[begin Records provided]

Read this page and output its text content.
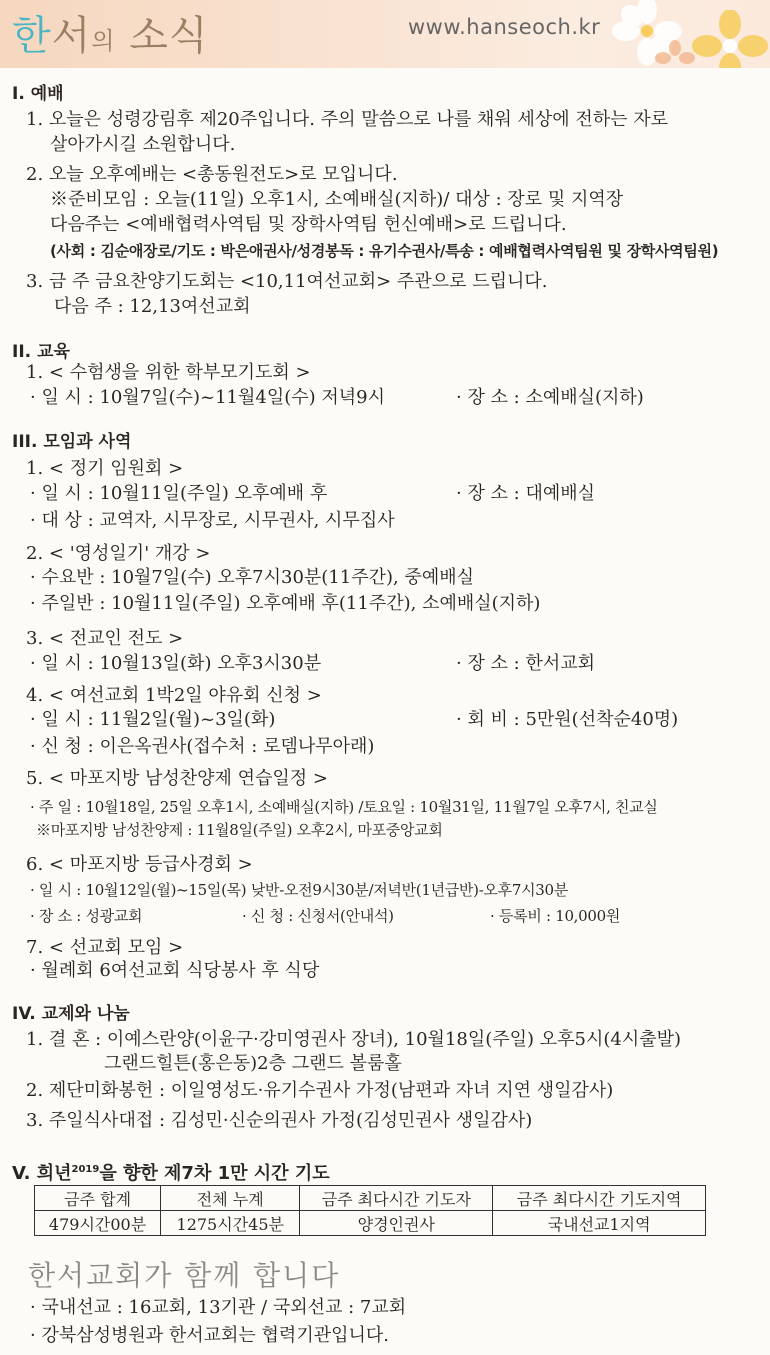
한서의 소식	www.hanseoch.kr
I. 예배
1. 오늘은 성령강림후 제20주입니다. 주의 말씀으로 나를 채워 세상에 전하는 자로
살아가시길 소원합니다.
2. 오늘 오후예배는 <총동원전도>로 모입니다.
※준비모임 : 오늘(11일) 오후1시, 소예배실(지하)/ 대상 : 장로 및 지역장
다음주는 <예배협력사역팀 및 장학사역팀 헌신예배>로 드립니다.
(사회 : 김순애장로/기도 : 박은애권사/성경봉독 : 유기수권사/특송 : 예배협력사역팀원 및 장학사역팀원)
3. 금 주 금요찬양기도회는 <10,11여선교회> 주관으로 드립니다.
다음 주 : 12,13여선교회
II. 교육
1. < 수험생을 위한 학부모기도회 >
· 일 시 : 10월7일(수)~11월4일(수) 저녁9시	· 장 소 : 소예배실(지하)
III. 모임과 사역
1. < 정기 임원회 >
· 일 시 : 10월11일(주일) 오후예배 후	· 장 소 : 대예배실
· 대 상 : 교역자, 시무장로, 시무권사, 시무집사
2. < '영성일기' 개강 >
· 수요반 : 10월7일(수) 오후7시30분(11주간), 중예배실
· 주일반 : 10월11일(주일) 오후예배 후(11주간), 소예배실(지하)
3. < 전교인 전도 >
· 일 시 : 10월13일(화) 오후3시30분	· 장 소 : 한서교회
4. < 여선교회 1박2일 야유회 신청 >
· 일 시 : 11월2일(월)~3일(화)	· 회 비 : 5만원(선착순40명)
· 신 청 : 이은옥권사(접수처 : 로뎀나무아래)
5. < 마포지방 남성찬양제 연습일정 >
· 주 일 : 10월18일, 25일 오후1시, 소예배실(지하) /토요일 : 10월31일, 11월7일 오후7시, 친교실
※마포지방 남성찬양제 : 11월8일(주일) 오후2시, 마포중앙교회
6. < 마포지방 등급사경회 >
· 일 시 : 10월12일(월)~15일(목) 낮반-오전9시30분/저녁반(1년급반)-오후7시30분
· 장 소 : 성광교회	· 신 청 : 신청서(안내석)	· 등록비 : 10,000원
7. < 선교회 모임 >
· 월례회 6여선교회 식당봉사 후 식당
IV. 교제와 나눔
1. 결 혼 : 이예스란양(이윤구·강미영권사 장녀), 10월18일(주일) 오후5시(4시출발)
그랜드힐튼(홍은동)2층 그랜드 볼룸홀
2. 제단미화봉헌 : 이일영성도·유기수권사 가정(남편과 자녀 지연 생일감사)
3. 주일식사대접 : 김성민·신순의권사 가정(김성민권사 생일감사)
V. 희년$^{2019}$을 향한 제7차 1만 시간 기도
금주 합계	전체 누계	금주 최다시간 기도자	금주 최다시간 기도지역
479시간00분	1275시간45분	양경인권사	국내선교1지역
한서교회가 함께 합니다
· 국내선교 : 16교회, 13기관 / 국외선교 : 7교회
· 강북삼성병원과 한서교회는 협력기관입니다.
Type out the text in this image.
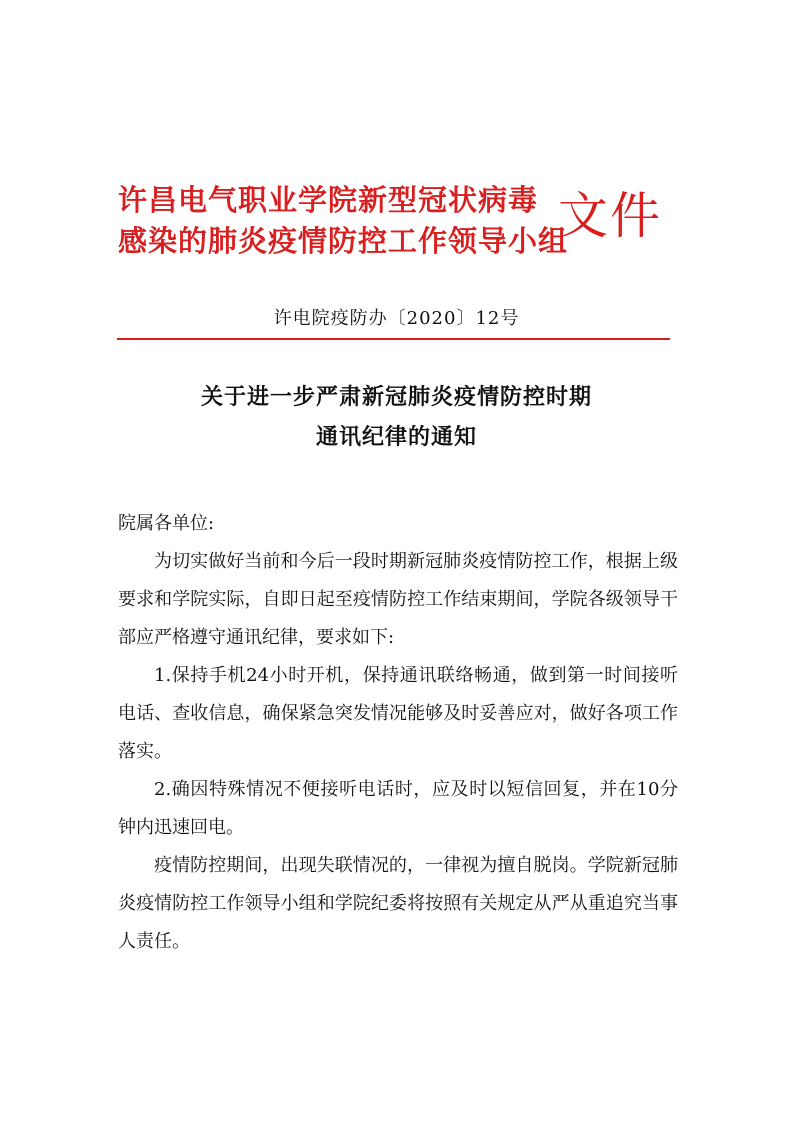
许昌电气职业学院新型冠状病毒
感染的肺炎疫情防控工作领导小组
文件
许电院疫防办〔2020〕12号
关于进一步严肃新冠肺炎疫情防控时期
通讯纪律的通知

院属各单位:

为切实做好当前和今后一段时期新冠肺炎疫情防控工作，根据上级要求和学院实际，自即日起至疫情防控工作结束期间，学院各级领导干部应严格遵守通讯纪律，要求如下:

1.保持手机24小时开机，保持通讯联络畅通，做到第一时间接听电话、查收信息，确保紧急突发情况能够及时妥善应对，做好各项工作落实。

2.确因特殊情况不便接听电话时，应及时以短信回复，并在10分钟内迅速回电。

疫情防控期间，出现失联情况的，一律视为擅自脱岗。学院新冠肺炎疫情防控工作领导小组和学院纪委将按照有关规定从严从重追究当事人责任。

[end Records provided]

### Exercise prompt
Across the data, tally the lines containing "소예배실" and give back the number alone.

### Solved exercise
4